# The request
Copy each line in which the string "warning" occurs.

# Input records
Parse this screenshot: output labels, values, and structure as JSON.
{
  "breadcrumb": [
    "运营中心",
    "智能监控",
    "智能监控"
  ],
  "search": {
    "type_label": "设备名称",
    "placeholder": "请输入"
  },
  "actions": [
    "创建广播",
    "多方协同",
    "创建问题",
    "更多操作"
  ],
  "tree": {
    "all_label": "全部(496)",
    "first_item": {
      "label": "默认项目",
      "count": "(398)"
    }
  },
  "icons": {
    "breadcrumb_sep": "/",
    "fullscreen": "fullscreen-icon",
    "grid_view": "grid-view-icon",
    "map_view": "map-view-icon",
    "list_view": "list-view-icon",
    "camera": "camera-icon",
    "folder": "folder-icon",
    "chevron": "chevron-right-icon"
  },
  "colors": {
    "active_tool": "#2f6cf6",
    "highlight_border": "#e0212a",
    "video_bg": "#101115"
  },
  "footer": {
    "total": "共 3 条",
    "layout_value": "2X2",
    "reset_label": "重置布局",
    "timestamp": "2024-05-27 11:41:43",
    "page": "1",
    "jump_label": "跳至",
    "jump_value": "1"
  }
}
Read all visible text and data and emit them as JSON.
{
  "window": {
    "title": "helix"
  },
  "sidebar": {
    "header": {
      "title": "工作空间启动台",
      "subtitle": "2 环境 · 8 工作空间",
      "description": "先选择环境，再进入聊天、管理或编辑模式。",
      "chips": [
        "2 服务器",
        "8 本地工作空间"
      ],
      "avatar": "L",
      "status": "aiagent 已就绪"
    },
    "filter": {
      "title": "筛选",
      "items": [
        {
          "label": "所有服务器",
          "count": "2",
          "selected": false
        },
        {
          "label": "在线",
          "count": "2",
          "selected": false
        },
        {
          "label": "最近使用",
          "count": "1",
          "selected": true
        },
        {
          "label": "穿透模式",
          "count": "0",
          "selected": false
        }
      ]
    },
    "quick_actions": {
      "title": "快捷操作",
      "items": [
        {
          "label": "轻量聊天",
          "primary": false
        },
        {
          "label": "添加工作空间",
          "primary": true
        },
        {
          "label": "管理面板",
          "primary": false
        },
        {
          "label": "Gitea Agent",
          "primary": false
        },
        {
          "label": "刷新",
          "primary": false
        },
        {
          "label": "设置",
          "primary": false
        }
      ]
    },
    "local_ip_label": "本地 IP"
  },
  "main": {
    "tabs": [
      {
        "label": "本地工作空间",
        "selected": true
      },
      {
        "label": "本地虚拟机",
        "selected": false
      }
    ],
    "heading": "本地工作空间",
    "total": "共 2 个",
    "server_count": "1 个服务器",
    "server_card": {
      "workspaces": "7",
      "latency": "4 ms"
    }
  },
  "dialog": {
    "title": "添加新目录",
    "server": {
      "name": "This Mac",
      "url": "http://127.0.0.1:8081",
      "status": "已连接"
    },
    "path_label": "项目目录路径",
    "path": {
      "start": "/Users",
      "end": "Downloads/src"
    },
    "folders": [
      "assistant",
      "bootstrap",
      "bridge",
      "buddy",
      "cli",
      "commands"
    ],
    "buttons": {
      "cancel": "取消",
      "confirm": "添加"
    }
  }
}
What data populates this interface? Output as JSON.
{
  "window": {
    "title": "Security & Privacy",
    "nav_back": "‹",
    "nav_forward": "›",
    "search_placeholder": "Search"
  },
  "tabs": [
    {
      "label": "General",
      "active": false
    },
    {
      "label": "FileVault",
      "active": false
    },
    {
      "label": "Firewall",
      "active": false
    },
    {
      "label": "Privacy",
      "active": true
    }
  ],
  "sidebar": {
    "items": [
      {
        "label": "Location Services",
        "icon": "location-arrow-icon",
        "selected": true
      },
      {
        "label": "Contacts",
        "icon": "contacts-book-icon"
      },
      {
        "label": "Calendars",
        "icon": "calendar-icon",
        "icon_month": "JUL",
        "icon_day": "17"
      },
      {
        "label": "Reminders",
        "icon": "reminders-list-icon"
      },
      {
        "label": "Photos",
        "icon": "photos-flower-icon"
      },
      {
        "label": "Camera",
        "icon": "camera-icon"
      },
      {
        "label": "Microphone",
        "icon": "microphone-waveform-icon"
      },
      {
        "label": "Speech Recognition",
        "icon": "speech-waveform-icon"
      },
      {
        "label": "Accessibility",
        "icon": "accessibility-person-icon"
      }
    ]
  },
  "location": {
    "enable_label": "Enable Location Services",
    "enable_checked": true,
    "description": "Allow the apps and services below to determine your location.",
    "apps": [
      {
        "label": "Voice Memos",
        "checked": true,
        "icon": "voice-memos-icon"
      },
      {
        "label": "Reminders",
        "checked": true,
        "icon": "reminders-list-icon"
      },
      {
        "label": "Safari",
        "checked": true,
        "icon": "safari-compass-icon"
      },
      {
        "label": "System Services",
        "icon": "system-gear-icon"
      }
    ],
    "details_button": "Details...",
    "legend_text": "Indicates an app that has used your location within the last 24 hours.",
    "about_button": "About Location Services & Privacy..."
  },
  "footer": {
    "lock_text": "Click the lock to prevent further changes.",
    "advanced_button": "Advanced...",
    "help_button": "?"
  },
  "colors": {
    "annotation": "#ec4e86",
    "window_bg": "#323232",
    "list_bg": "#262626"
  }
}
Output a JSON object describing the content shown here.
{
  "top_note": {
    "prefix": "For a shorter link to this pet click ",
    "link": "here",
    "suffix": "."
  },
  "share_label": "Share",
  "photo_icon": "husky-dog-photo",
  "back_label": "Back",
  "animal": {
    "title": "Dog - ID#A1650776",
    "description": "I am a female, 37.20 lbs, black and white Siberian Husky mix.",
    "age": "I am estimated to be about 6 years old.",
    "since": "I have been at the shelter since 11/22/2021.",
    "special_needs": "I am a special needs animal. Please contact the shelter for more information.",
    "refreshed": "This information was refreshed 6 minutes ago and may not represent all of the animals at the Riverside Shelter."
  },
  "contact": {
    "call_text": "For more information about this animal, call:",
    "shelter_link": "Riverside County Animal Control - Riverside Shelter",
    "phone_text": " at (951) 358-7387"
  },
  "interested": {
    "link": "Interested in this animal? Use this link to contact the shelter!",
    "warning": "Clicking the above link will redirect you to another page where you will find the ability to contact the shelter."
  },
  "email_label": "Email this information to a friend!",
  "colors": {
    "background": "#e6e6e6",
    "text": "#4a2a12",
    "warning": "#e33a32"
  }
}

# Result of this task
    "warning": "Clicking the above link will redirect you to another page where you will find the ability to contact the shelter."
    "warning": "#e33a32"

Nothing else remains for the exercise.